The request
Copy each line that contains the word "Search".

Data entries
** BEGIN **
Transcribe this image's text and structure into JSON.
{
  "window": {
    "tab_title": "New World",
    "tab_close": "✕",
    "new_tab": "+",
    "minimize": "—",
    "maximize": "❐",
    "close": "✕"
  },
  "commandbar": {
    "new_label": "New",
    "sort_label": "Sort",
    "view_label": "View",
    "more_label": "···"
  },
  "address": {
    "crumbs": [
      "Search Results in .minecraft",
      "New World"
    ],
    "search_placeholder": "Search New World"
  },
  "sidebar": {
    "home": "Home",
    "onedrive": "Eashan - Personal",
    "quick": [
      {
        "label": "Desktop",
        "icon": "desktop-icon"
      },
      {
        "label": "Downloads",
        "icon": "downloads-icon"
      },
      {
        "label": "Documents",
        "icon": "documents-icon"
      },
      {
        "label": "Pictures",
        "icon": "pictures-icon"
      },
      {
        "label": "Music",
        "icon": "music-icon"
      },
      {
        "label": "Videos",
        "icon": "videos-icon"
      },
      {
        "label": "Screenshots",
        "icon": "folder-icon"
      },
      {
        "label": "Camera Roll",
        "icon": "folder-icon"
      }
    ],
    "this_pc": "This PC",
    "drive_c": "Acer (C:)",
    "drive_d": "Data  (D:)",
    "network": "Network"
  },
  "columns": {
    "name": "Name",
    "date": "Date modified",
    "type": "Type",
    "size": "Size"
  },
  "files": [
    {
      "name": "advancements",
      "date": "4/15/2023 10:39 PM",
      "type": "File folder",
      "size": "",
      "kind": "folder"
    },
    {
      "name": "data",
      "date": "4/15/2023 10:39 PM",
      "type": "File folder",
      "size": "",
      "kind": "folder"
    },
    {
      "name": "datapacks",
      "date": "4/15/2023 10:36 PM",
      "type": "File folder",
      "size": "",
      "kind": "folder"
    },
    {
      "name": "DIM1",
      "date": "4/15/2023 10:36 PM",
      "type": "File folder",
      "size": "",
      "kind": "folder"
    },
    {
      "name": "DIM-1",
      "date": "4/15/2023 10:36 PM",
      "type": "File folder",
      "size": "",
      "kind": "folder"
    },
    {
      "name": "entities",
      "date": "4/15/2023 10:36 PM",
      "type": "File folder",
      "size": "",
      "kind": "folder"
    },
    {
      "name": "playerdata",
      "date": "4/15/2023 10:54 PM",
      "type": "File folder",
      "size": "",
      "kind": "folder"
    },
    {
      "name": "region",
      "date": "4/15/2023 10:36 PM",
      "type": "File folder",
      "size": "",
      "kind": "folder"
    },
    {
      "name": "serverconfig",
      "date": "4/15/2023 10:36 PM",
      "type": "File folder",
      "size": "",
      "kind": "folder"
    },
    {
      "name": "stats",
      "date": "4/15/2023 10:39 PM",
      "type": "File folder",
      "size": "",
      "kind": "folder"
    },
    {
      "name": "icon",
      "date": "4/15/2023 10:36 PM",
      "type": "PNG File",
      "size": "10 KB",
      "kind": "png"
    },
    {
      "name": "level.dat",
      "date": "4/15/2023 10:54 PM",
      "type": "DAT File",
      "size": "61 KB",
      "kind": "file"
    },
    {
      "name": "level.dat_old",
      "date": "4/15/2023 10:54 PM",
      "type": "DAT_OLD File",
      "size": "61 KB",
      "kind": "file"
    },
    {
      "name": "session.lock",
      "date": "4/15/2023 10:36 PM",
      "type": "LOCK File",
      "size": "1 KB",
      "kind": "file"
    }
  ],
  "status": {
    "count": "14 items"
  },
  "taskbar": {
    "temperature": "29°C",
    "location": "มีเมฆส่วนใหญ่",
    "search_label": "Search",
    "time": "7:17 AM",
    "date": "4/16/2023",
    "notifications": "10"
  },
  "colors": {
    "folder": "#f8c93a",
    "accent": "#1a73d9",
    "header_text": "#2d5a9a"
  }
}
** END **
Answer to the problem
      "Search Results in .minecraft",
    "search_placeholder": "Search New World"
    "search_label": "Search",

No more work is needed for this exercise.